# EXERCISE INSTRUCTIONS:
Copy every line of the listing that holds the string "Shift".

──────── EXTRACTED RECORDS ────────

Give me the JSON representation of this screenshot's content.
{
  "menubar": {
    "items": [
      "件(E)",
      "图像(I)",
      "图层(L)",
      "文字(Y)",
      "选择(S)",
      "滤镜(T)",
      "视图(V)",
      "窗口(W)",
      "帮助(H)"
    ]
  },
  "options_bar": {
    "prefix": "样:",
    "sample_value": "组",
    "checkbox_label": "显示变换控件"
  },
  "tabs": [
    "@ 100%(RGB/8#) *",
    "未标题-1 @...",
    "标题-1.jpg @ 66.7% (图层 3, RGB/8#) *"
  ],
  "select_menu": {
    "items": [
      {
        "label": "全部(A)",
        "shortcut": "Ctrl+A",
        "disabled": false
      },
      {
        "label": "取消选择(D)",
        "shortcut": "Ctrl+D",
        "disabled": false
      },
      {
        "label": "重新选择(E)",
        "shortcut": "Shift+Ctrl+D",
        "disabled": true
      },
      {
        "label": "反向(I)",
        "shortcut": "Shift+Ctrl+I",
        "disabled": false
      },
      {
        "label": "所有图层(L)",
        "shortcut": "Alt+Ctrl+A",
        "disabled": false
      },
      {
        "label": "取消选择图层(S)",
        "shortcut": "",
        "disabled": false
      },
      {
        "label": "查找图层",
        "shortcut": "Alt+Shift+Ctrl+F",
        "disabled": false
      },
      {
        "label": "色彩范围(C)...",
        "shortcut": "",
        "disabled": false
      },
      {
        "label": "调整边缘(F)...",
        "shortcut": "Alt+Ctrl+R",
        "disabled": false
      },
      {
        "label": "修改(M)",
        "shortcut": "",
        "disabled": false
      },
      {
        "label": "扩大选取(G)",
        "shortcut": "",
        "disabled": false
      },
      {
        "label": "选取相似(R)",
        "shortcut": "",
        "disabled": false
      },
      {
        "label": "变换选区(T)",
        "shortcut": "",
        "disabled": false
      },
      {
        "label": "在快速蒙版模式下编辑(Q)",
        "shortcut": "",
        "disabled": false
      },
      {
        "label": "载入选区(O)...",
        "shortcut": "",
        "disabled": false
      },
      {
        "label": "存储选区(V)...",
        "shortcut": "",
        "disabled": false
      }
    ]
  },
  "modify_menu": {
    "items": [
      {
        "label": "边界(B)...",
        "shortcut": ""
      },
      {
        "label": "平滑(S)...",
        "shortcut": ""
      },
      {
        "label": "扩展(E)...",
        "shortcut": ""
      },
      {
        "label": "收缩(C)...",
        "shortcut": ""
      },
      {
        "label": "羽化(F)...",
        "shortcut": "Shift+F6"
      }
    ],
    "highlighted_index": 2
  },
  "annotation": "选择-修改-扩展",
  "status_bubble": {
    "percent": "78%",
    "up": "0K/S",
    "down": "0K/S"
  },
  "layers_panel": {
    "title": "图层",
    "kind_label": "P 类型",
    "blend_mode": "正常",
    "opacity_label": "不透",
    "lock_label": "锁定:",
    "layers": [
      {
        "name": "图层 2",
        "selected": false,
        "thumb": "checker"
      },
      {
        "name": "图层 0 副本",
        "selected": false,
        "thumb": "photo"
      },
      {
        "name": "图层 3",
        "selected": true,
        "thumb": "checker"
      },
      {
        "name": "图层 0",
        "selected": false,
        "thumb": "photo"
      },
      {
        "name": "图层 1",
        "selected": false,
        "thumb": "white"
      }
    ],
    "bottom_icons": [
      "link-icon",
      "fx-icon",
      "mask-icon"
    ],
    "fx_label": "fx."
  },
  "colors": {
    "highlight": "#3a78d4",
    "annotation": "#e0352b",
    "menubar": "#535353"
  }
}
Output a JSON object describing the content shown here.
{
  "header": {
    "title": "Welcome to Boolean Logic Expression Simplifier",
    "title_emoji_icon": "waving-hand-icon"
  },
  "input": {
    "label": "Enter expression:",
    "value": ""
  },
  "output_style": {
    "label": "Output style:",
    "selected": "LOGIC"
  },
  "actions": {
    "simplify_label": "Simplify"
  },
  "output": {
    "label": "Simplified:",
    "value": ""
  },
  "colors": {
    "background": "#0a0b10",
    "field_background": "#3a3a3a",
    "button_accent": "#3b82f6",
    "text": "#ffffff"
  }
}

────────

# WRITTEN SOLUTION:
        "shortcut": "Shift+Ctrl+D",
        "shortcut": "Shift+Ctrl+I",
        "shortcut": "Alt+Shift+Ctrl+F",
        "shortcut": "Shift+F6"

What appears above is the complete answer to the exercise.